_Request_. Reproduce the passage of the concurrent streaming guide from "How Streaming Works" up to and including "during the crawl.", word for word.
::: Page excerpt :::
Concurrent Streaming
Process crawl results in real time instead of waiting for the entire job to finish. Streaming is the recommended approach for any crawl over a few dozen pages. It reduces memory usage, avoids HTTP timeouts, and gives you sub-second time-to-first-result.
How Streaming Works
Set the Content-Type header to application/jsonl and enable streaming in your HTTP client. Spider sends each page as a newline-delimited JSON object the moment it finishes processing. The crawler still runs at full concurrency behind the scenes. Pages arrive as fast as they are crawled, not in any fixed order.
When to Use Streaming
Streaming is particularly valuable in three scenarios:
- Large crawls: Any crawl with
limitover 50 pages. Without streaming, the response buffer grows until the entire crawl completes, which can hit HTTP timeouts or memory limits. - Real-time pipelines: When you need to process, embed, or store data as it arrives, for example feeding a RAG pipeline or vector database during the crawl.
- Progress tracking: Each streamed line tells you which page was crawled and its status, so you can show progress to users or log metrics incrementally.
Python: Streaming with the API
Use the requests library with stream=True and iterate over lines as they arrive.
Python: Streaming Responses
import requests, json, os
def process_page(page: dict):
url = page.get("url", "unknown")
status = page.get("status", 0)
content = page.get("content", "")
print(f"Crawled: {url} ({status}) - {len(content)} chars")
headers = {
'Authorization': f'Bearer {os.getenv("SPIDER_API_KEY")}',
'Content-Type': 'application/jsonl',
}
response = requests.post(
'https://api.spider.cloud/crawl',
headers=headers,
json={
"url": "https://www.example.com",
"limit": 100,
"depth": 3,
"request": "smart",
"return_format": "markdown"
},
stream=True,
timeout=120
)
response.raise_for_status()
::: Stored rows :::
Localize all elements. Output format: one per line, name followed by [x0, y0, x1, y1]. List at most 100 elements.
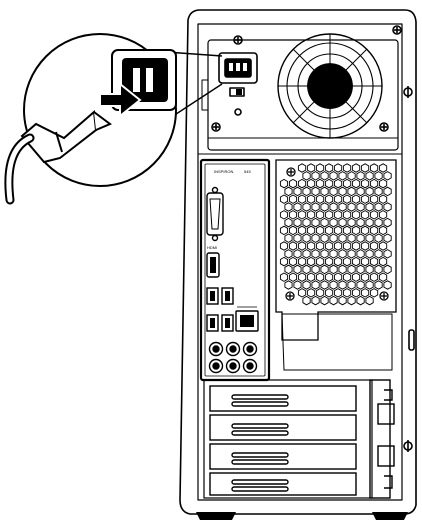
vent-hole	[356, 233, 365, 243]
usb-port[interactable]	[221, 287, 234, 305]
vent-hole	[356, 186, 365, 197]
vent-hole	[311, 171, 320, 181]
vent-hole	[288, 194, 298, 204]
vent-hole	[311, 202, 320, 212]
audio-jack[interactable]	[242, 358, 258, 374]
vent-hole	[369, 256, 379, 267]
vent-hole	[338, 264, 347, 275]
slot-bracket	[369, 379, 391, 499]
vent-hole	[347, 171, 356, 181]
vent-hole	[383, 264, 392, 275]
vent-hole	[369, 163, 379, 173]
vent-hole	[329, 217, 338, 228]
vent-hole	[338, 217, 347, 228]
power-cable	[4, 133, 35, 205]
vent-screw	[286, 167, 296, 177]
vent-hole	[378, 194, 388, 204]
vent-hole	[347, 186, 356, 197]
audio-jack[interactable]	[225, 358, 241, 374]
vent-hole	[374, 280, 383, 290]
usb-port[interactable]	[221, 314, 234, 332]
vent-hole	[342, 225, 352, 236]
audio-jack[interactable]	[225, 341, 241, 357]
vent-hole	[293, 202, 302, 212]
vent-hole	[284, 280, 293, 290]
vent-hole	[311, 233, 320, 243]
vent-hole	[378, 225, 388, 236]
ethernet-port[interactable]	[235, 310, 259, 332]
vent-hole	[342, 288, 352, 298]
hdmi-port[interactable]	[206, 252, 220, 278]
vent-hole	[360, 194, 370, 204]
vent-hole	[306, 272, 316, 282]
vent-hole	[333, 272, 343, 282]
expansion-slot-cover	[209, 385, 357, 412]
vent-hole	[329, 295, 338, 306]
usb-port[interactable]	[206, 314, 219, 332]
vent-hole	[288, 272, 298, 282]
audio-jack[interactable]	[208, 341, 224, 357]
tower-foot	[196, 512, 236, 520]
model-label: 545	[244, 169, 251, 174]
usb-port[interactable]	[206, 287, 219, 305]
vent-hole	[306, 163, 316, 173]
vent-hole	[342, 194, 352, 204]
back-panel	[197, 23, 403, 501]
vent-hole	[279, 241, 289, 251]
vent-hole	[351, 210, 361, 220]
vent-hole	[383, 186, 392, 197]
psu-screw	[211, 122, 221, 132]
tower-foot	[372, 512, 408, 520]
psu-led	[234, 108, 242, 116]
vent-area	[275, 159, 397, 371]
psu-screw	[392, 25, 402, 35]
vent-hole	[306, 225, 316, 236]
vent-hole	[324, 194, 334, 204]
vent-hole	[333, 178, 343, 189]
audio-jack[interactable]	[208, 358, 224, 374]
vent-hole	[360, 163, 370, 173]
zoomed-power-socket	[111, 49, 177, 111]
voltage-switch[interactable]	[229, 87, 245, 97]
power-socket[interactable]	[218, 52, 258, 84]
vent-hole	[311, 186, 320, 197]
vent-hole	[329, 186, 338, 197]
vent-hole	[279, 178, 289, 189]
vent-hole	[356, 202, 365, 212]
vent-hole	[360, 225, 370, 236]
vent-hole	[338, 295, 347, 306]
vent-hole	[365, 280, 374, 290]
vent-hole	[383, 249, 392, 259]
vent-hole	[311, 217, 320, 228]
vent-hole	[369, 241, 379, 251]
vent-hole	[284, 186, 293, 197]
io-panel: INSPIRON 545 HDMI	[199, 158, 271, 382]
vent-hole	[329, 264, 338, 275]
expansion-slot-cover	[209, 472, 357, 496]
vent-hole	[324, 272, 334, 282]
vent-hole	[320, 249, 329, 259]
vent-hole	[297, 163, 307, 173]
vent-hole	[279, 194, 289, 204]
psu-screw	[379, 122, 389, 132]
vent-hole	[378, 163, 388, 173]
vent-hole	[351, 256, 361, 267]
vent-hole	[324, 288, 334, 298]
vent-hole	[374, 249, 383, 259]
psu-fan	[277, 33, 383, 139]
vent-hole	[293, 186, 302, 197]
audio-jack[interactable]	[242, 341, 258, 357]
vent-hole	[297, 194, 307, 204]
vent-hole	[374, 217, 383, 228]
vent-hole	[356, 217, 365, 228]
vent-hole	[338, 202, 347, 212]
psu-screw	[233, 35, 243, 45]
vent-hole	[324, 256, 334, 267]
vent-hole	[351, 272, 361, 282]
vent-hole	[311, 249, 320, 259]
chassis-outline	[179, 9, 417, 515]
vent-hole	[320, 186, 329, 197]
vga-port[interactable]	[206, 186, 224, 242]
vent-hole	[284, 233, 293, 243]
latch	[408, 329, 415, 351]
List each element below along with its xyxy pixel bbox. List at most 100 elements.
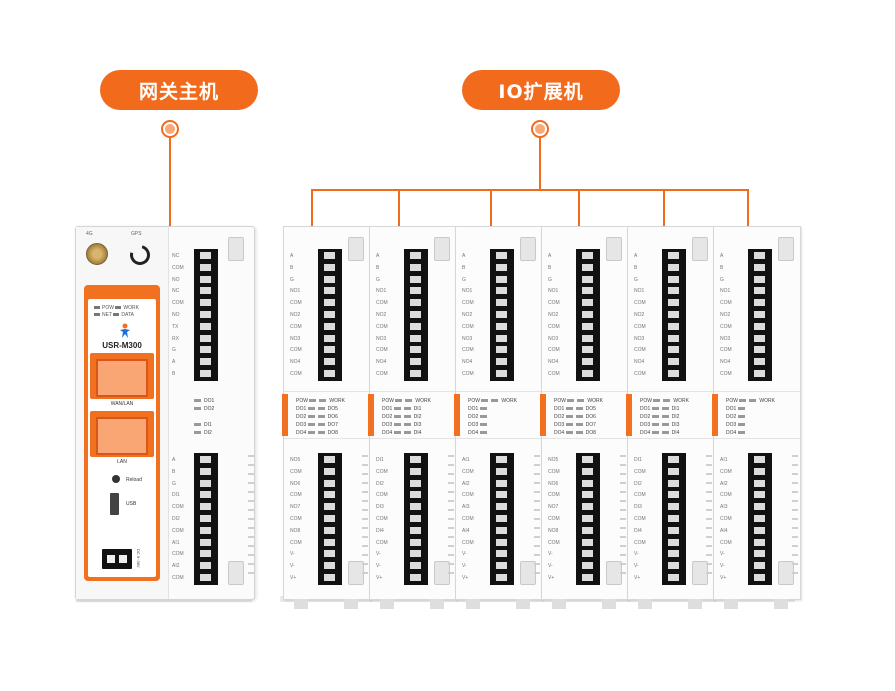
:::
_Exercise answer_.
How Streaming Works
Set the Content-Type header to application/jsonl and enable streaming in your HTTP client. Spider sends each page as a newline-delimited JSON object the moment it finishes processing. The crawler still runs at full concurrency behind the scenes. Pages arrive as fast as they are crawled, not in any fixed order.
When to Use Streaming
Streaming is particularly valuable in three scenarios:
- Large crawls: Any crawl with
limitover 50 pages. Without streaming, the response buffer grows until the entire crawl completes, which can hit HTTP timeouts or memory limits. - Real-time pipelines: When you need to process, embed, or store data as it arrives, for example feeding a RAG pipeline or vector database during the crawl.